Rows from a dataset
....
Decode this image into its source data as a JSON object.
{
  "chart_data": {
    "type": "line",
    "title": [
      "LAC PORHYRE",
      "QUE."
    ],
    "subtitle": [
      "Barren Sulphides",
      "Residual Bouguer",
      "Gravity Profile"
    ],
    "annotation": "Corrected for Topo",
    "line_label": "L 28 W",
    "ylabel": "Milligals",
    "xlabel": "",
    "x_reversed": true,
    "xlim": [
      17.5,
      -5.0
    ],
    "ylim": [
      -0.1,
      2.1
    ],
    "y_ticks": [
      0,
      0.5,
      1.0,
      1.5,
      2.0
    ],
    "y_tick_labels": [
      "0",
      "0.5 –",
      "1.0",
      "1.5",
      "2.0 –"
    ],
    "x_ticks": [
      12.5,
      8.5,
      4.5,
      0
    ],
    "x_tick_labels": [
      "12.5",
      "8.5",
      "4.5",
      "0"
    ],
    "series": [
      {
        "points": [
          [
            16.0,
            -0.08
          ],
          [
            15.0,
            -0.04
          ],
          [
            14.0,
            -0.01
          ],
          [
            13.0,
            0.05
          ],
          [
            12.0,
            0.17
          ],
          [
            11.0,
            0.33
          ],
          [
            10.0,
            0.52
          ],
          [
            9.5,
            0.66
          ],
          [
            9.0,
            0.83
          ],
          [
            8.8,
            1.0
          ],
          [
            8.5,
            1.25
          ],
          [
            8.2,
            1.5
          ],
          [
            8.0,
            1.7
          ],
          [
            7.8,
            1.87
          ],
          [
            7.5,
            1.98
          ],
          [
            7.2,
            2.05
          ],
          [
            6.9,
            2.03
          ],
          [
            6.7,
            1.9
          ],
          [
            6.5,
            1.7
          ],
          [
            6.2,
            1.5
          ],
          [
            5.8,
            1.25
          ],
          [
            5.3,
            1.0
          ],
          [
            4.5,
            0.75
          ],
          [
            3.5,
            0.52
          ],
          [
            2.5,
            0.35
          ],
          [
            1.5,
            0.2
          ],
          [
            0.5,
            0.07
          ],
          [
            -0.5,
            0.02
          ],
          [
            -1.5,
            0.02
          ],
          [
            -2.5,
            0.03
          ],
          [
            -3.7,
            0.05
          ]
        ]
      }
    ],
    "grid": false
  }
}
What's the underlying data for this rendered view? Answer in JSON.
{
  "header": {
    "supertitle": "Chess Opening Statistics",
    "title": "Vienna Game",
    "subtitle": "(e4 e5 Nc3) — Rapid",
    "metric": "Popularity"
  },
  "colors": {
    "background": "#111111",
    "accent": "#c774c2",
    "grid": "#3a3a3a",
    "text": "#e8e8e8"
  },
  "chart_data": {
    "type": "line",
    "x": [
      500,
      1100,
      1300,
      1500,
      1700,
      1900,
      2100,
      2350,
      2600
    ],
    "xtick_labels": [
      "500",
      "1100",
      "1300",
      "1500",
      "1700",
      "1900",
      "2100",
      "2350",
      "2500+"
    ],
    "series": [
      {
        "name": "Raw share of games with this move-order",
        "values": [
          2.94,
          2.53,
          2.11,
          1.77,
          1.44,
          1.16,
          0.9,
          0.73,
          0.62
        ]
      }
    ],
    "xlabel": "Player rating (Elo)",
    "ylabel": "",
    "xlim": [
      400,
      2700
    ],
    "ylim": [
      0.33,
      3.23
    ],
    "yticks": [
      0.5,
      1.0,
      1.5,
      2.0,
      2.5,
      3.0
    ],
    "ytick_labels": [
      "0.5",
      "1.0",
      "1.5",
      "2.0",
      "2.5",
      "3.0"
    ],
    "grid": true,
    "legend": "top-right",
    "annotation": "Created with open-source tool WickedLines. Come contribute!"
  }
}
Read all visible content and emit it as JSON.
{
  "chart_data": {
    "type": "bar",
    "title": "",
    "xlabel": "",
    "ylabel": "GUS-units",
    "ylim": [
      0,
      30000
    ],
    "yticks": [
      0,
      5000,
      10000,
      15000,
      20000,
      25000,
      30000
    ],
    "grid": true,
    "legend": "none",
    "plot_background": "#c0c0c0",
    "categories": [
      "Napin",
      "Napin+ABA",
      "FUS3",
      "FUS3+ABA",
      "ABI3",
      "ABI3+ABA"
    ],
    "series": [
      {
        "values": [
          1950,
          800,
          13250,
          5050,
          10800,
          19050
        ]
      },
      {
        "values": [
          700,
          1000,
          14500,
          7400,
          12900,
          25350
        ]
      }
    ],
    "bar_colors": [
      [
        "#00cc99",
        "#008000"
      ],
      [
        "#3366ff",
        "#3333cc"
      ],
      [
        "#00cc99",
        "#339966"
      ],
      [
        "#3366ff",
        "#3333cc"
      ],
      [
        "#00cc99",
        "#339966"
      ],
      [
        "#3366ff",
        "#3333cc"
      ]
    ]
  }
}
....
▸ What the task requires
Determine how many lines of the listing above include the word "source", and report that number only.

▸ The answer
2